▶ [THE DATA]:

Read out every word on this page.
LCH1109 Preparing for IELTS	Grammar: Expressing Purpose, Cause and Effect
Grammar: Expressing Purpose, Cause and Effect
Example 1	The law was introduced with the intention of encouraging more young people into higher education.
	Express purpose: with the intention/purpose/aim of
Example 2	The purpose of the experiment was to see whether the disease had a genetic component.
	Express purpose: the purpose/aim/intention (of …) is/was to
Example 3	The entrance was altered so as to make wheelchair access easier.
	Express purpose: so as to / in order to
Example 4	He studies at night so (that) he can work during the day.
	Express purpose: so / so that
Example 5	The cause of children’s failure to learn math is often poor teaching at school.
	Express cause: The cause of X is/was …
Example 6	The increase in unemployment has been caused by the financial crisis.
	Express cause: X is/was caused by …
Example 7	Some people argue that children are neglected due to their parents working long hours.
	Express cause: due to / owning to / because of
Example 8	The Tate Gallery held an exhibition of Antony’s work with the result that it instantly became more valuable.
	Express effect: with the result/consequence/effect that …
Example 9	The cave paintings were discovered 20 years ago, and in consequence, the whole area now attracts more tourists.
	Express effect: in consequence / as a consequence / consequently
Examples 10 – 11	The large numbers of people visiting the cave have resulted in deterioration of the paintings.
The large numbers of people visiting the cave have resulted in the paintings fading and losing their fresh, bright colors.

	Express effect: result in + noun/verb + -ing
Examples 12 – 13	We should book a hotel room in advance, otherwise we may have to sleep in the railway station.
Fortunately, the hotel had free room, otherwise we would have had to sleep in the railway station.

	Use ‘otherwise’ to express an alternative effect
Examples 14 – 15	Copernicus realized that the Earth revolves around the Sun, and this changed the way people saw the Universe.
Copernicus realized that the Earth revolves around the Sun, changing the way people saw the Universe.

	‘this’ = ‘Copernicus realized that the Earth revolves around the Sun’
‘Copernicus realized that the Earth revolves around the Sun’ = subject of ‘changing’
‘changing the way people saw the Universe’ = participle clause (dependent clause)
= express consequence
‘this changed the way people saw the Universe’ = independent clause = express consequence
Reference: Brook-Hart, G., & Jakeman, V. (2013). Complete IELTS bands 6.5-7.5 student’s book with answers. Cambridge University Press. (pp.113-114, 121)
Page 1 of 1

▶ [WHAT YOU ARE ASKED TO DO]: Every line containing the string "paintings" must be listed.

▶ [RESPONSE TO THIS EXERCISE]:
Example 9	The cave paintings were discovered 20 years ago, and in consequence, the whole area now attracts more tourists.
Examples 10 – 11	The large numbers of people visiting the cave have resulted in deterioration of the paintings.
The large numbers of people visiting the cave have resulted in the paintings fading and losing their fresh, bright colors.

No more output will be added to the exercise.